> **Goal of the exercise**: Check each line of the records for "Hilfen"; collect those that have it.

> **Stored rows**:

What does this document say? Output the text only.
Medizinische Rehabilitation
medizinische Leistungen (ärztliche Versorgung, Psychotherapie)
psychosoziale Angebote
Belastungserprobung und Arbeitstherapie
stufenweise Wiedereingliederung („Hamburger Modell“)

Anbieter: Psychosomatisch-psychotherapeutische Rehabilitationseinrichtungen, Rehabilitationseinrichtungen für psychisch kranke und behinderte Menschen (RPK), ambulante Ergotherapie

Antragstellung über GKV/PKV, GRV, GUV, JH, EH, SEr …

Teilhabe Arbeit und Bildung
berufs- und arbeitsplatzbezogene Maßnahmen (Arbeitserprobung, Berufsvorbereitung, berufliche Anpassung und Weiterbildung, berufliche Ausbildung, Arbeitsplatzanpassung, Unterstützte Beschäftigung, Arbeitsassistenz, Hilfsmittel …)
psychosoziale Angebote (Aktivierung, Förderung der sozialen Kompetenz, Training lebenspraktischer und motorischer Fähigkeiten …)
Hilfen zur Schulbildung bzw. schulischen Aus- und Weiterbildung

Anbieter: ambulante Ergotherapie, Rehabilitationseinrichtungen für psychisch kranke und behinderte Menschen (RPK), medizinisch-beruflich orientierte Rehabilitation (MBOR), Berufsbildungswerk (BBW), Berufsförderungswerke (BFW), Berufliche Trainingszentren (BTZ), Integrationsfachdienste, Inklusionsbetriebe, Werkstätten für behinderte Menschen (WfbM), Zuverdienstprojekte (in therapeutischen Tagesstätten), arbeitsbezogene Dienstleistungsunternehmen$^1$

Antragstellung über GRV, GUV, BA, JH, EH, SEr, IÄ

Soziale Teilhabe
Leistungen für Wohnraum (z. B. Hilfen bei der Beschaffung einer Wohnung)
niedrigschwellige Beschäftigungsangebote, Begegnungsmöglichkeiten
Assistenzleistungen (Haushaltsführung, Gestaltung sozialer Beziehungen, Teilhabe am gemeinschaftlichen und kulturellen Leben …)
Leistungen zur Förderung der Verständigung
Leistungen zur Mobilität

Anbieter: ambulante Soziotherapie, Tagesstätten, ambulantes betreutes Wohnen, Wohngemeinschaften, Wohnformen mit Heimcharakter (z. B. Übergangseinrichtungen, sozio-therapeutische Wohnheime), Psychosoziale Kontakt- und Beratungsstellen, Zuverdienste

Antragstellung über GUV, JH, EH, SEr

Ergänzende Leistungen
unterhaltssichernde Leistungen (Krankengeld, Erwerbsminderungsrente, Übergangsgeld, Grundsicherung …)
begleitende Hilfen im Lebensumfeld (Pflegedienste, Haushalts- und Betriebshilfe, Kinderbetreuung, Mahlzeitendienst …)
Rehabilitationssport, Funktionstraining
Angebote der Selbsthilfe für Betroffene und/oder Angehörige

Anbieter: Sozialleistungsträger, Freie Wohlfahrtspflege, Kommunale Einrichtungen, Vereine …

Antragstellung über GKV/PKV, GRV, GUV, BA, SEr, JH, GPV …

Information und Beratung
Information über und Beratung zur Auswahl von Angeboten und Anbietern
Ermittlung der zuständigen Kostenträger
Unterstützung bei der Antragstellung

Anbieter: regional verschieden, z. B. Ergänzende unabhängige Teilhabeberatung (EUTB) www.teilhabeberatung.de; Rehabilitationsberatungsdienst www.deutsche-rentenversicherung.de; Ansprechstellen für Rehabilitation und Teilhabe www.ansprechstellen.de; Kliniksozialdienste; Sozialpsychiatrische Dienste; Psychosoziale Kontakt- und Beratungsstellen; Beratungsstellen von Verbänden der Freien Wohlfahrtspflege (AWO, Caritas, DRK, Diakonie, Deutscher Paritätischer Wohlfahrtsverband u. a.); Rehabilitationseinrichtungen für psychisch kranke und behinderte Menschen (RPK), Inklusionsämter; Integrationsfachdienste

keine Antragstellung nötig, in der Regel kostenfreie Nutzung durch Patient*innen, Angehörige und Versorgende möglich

> **Task answer**:
Hilfen zur Schulbildung bzw. schulischen Aus- und Weiterbildung
Leistungen für Wohnraum (z. B. Hilfen bei der Beschaffung einer Wohnung)
begleitende Hilfen im Lebensumfeld (Pflegedienste, Haushalts- und Betriebshilfe, Kinderbetreuung, Mahlzeitendienst …)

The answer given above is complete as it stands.